■ Work to complete:
Reproduce verbatim the lines between the line containing "Detect and localize" and the line containing "- feature-text: Dầu", inclusive.
## START Records for processing
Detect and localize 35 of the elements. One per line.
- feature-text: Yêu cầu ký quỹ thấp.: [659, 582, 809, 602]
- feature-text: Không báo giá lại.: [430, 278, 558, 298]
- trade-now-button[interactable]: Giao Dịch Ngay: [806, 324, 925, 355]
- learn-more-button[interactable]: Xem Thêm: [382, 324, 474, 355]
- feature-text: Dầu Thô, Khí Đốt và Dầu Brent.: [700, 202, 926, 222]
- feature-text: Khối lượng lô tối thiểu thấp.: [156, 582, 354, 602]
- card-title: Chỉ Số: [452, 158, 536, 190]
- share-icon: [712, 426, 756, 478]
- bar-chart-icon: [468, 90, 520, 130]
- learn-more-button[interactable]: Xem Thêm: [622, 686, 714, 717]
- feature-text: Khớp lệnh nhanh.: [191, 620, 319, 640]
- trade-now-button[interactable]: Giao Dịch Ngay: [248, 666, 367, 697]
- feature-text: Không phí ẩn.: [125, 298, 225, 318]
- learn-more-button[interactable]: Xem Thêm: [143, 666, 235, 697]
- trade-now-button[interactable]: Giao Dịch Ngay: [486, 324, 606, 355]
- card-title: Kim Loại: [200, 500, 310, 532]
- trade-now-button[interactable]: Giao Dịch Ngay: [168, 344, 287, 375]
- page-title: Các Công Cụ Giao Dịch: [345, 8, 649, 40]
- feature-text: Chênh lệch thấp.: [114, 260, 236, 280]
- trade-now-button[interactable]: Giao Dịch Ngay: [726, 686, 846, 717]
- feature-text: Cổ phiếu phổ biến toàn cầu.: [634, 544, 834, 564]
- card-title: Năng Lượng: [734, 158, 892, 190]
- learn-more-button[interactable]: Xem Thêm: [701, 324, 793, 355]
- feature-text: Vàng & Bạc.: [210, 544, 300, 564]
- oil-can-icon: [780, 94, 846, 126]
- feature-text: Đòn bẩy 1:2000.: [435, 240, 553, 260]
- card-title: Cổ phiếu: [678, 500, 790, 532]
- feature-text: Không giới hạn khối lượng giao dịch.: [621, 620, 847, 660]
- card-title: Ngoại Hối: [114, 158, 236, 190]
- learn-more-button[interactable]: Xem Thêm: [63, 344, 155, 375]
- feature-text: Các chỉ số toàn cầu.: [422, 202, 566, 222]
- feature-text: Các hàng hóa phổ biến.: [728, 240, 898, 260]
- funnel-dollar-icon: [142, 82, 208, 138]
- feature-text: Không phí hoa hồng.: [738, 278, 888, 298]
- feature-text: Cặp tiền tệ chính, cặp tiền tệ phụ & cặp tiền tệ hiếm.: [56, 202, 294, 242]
## END Records for processing
## START Records for processing
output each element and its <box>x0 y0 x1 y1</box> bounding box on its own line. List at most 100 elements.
## END Records for processing
## START Records for processing
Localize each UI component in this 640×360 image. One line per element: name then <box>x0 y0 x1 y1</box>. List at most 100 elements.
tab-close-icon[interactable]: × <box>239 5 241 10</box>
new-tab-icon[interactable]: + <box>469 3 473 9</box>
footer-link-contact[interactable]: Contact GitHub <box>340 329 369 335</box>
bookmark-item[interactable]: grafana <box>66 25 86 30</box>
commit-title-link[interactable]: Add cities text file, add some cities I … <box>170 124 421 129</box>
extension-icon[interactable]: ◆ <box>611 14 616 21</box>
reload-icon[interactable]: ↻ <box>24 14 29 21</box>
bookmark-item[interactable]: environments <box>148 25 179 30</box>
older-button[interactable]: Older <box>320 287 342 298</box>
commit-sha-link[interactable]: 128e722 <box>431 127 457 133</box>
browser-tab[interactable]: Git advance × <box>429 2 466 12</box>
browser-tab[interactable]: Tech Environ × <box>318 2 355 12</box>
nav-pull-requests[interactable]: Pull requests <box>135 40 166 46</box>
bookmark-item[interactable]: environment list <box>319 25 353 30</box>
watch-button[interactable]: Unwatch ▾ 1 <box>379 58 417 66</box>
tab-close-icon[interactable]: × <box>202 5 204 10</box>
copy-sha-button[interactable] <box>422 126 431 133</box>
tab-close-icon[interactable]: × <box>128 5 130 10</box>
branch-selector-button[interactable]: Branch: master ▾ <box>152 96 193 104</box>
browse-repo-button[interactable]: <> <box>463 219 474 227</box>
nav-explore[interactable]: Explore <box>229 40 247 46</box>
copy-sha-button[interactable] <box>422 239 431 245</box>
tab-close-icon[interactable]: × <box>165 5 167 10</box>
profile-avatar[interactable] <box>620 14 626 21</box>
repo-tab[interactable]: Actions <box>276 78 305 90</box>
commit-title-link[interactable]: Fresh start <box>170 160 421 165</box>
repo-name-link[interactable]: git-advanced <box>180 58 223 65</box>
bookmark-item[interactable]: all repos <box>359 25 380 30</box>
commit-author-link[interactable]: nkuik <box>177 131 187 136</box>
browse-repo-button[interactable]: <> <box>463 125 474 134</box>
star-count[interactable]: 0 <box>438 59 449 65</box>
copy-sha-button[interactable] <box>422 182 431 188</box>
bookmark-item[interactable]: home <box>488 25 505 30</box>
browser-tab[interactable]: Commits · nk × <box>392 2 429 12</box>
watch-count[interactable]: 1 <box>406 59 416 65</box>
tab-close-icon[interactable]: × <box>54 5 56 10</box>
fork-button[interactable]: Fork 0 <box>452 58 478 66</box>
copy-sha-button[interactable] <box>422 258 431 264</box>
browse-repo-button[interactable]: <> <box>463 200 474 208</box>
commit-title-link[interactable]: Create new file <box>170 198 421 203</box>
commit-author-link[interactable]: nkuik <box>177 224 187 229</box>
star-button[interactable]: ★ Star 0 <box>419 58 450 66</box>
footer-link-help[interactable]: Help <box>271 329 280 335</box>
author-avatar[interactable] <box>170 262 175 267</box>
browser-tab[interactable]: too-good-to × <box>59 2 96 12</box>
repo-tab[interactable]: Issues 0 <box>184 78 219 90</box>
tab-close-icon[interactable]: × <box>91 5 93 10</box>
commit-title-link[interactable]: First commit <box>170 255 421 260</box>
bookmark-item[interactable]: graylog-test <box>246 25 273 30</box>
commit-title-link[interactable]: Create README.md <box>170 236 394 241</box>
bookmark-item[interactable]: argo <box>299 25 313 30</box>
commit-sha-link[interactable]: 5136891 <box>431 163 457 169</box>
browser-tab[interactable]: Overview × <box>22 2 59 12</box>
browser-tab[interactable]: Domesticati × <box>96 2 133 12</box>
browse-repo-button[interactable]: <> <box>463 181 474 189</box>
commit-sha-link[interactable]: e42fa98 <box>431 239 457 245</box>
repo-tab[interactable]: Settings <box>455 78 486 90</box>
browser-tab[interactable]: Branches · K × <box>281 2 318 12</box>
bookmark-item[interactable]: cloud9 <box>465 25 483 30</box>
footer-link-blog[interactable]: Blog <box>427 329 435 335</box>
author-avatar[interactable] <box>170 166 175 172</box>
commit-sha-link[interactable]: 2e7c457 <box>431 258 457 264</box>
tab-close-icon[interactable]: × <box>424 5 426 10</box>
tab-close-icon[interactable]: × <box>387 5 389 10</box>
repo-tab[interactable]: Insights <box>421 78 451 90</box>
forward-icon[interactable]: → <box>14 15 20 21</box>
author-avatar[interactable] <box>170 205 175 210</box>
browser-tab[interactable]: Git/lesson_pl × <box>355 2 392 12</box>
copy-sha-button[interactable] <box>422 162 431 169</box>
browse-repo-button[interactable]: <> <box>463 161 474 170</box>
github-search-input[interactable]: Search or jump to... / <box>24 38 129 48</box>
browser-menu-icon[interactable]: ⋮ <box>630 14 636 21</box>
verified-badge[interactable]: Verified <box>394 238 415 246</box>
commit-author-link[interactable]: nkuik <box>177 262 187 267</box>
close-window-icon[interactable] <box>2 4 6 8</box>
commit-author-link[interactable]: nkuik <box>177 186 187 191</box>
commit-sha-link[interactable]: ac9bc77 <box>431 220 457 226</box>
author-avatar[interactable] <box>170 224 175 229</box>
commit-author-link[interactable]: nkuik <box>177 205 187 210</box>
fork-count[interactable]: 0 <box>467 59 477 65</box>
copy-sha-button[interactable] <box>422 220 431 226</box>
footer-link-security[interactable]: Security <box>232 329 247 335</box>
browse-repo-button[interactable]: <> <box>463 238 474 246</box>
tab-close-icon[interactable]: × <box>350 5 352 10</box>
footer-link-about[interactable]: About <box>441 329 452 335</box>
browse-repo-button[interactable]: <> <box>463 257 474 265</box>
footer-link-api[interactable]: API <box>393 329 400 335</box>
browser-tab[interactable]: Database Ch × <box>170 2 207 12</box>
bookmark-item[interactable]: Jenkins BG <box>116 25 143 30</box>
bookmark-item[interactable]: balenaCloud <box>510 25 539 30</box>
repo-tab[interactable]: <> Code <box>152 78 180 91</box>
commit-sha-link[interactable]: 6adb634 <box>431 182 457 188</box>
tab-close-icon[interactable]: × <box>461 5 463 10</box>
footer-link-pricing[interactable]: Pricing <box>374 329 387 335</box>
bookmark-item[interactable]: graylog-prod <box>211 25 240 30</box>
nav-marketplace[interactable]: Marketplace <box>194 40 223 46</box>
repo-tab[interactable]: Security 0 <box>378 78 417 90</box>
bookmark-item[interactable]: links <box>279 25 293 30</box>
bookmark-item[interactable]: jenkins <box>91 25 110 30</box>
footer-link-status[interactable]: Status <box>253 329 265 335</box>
## END Records for processing
■ Result of this exercise:
Detect and localize 35 of the elements. One per line.
- feature-text: Yêu cầu ký quỹ thấp.: [659, 582, 809, 602]
- feature-text: Không báo giá lại.: [430, 278, 558, 298]
- trade-now-button[interactable]: Giao Dịch Ngay: [806, 324, 925, 355]
- learn-more-button[interactable]: Xem Thêm: [382, 324, 474, 355]
- feature-text: Dầu Thô, Khí Đốt và Dầu Brent.: [700, 202, 926, 222]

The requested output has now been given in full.